[Dataset entries on figures]
** Begin **

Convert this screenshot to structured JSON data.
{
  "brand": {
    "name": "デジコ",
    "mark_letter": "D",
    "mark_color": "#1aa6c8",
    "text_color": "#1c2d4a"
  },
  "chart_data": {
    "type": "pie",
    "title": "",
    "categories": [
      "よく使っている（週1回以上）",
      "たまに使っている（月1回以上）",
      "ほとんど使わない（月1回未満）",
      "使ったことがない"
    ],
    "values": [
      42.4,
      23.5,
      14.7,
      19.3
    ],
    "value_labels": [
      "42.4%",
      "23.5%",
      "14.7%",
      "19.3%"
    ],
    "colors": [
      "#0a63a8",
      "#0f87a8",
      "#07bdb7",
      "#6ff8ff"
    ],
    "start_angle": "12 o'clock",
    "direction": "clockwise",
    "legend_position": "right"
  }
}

** End **

BRIEF
Print the entries exactly. Include every one.

ANSWER TO THIS EXERCISE
Convert this screenshot to structured JSON data.
{
  "brand": {
    "name": "デジコ",
    "mark_letter": "D",
    "mark_color": "#1aa6c8",
    "text_color": "#1c2d4a"
  },
  "chart_data": {
    "type": "pie",
    "title": "",
    "categories": [
      "よく使っている（週1回以上）",
      "たまに使っている（月1回以上）",
      "ほとんど使わない（月1回未満）",
      "使ったことがない"
    ],
    "values": [
      42.4,
      23.5,
      14.7,
      19.3
    ],
    "value_labels": [
      "42.4%",
      "23.5%",
      "14.7%",
      "19.3%"
    ],
    "colors": [
      "#0a63a8",
      "#0f87a8",
      "#07bdb7",
      "#6ff8ff"
    ],
    "start_angle": "12 o'clock",
    "direction": "clockwise",
    "legend_position": "right"
  }
}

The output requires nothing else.